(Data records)

* * * * * * * * *

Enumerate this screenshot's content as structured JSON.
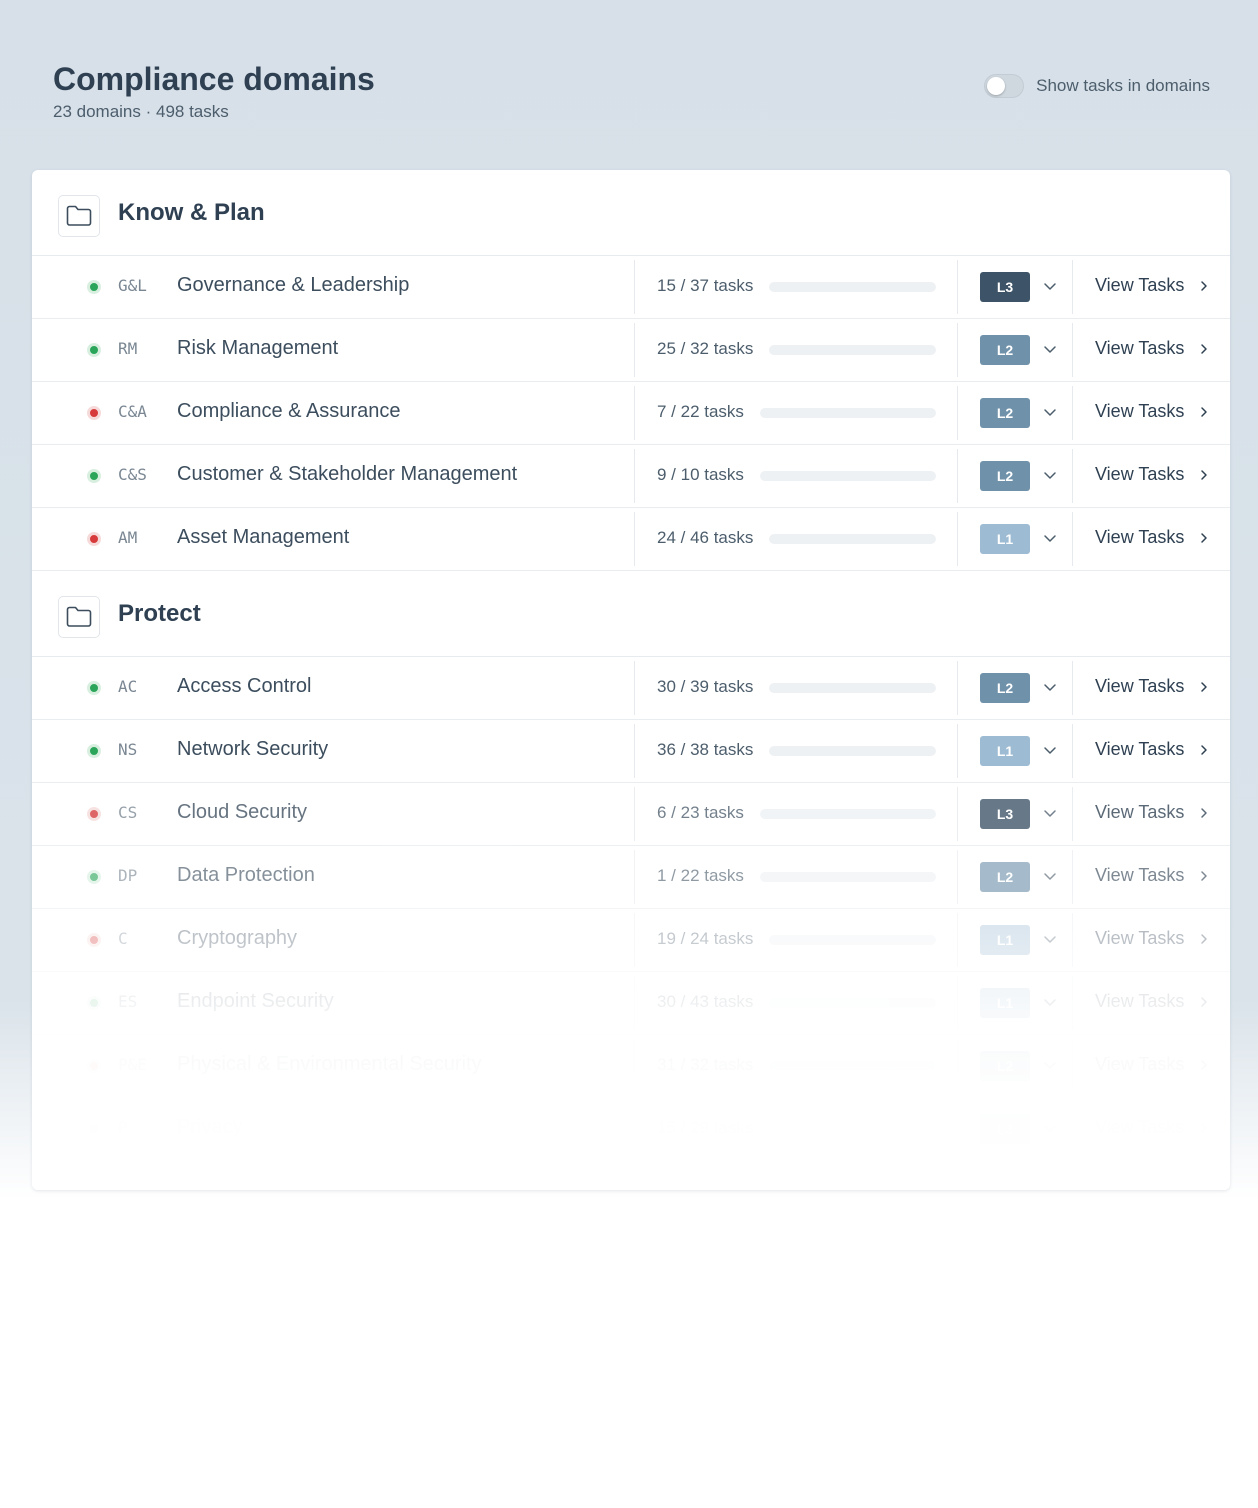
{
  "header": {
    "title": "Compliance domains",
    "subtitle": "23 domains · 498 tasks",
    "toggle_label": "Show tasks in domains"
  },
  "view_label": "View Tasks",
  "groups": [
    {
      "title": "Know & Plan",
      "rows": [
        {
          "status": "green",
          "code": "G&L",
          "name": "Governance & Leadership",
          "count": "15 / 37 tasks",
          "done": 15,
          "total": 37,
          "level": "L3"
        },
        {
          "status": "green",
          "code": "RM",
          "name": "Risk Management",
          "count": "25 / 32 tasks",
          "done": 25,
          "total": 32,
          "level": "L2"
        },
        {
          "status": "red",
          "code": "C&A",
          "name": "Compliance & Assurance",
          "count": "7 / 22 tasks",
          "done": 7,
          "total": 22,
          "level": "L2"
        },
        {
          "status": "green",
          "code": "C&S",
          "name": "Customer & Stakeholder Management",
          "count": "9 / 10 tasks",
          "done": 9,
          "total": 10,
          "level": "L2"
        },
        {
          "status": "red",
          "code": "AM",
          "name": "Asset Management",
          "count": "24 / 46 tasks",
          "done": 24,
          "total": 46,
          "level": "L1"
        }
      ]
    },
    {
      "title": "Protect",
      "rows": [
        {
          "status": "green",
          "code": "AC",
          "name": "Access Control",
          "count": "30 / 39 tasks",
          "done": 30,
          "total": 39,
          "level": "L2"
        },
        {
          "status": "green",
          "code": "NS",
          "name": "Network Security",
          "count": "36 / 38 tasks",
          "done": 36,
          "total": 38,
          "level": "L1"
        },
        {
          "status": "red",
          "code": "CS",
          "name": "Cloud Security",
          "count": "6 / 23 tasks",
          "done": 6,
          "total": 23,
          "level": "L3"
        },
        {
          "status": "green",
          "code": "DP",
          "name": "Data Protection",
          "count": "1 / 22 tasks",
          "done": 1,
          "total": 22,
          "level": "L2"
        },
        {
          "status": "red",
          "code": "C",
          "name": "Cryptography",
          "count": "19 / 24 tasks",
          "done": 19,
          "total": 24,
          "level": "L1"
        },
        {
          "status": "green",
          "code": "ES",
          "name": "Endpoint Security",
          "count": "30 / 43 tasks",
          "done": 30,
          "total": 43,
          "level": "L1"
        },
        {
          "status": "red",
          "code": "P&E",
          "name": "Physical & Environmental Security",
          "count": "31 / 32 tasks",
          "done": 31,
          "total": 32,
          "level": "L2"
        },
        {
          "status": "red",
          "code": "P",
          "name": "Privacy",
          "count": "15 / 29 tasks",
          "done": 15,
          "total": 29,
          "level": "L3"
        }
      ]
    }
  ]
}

* * * * * * * * *

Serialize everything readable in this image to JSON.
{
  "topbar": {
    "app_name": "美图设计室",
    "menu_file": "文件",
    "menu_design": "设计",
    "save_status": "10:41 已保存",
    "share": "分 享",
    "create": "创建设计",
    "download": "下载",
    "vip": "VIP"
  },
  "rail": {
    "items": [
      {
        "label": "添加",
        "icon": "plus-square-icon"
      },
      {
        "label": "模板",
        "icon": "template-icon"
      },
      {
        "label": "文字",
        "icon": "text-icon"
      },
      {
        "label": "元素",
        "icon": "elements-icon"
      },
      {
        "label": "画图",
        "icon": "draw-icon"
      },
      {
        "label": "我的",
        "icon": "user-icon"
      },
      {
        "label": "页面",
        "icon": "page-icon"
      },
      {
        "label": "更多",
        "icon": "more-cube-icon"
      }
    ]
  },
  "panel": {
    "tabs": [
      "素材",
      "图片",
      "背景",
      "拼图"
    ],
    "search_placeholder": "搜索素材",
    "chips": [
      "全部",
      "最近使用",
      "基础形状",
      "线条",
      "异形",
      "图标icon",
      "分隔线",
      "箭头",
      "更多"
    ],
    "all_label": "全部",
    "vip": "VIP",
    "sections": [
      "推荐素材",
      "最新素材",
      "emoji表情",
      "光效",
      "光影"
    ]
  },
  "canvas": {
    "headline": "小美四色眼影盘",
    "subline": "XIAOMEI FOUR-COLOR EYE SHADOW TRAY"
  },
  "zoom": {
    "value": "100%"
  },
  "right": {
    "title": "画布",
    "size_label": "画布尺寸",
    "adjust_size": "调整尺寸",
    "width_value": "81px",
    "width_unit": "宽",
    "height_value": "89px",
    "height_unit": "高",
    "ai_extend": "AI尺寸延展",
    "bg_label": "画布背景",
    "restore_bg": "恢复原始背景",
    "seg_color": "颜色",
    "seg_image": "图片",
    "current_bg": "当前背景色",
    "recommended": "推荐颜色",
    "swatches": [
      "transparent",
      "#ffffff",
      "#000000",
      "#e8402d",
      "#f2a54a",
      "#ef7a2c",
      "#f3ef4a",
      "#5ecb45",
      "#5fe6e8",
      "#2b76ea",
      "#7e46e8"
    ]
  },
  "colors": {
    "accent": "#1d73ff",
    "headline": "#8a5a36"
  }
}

* * * * * * * * *

:: What needs to be done ::
Collect from the data above every line that includes "Management".

:: Exercise solution ::
          "name": "Risk Management",
          "name": "Customer & Stakeholder Management",
          "name": "Asset Management",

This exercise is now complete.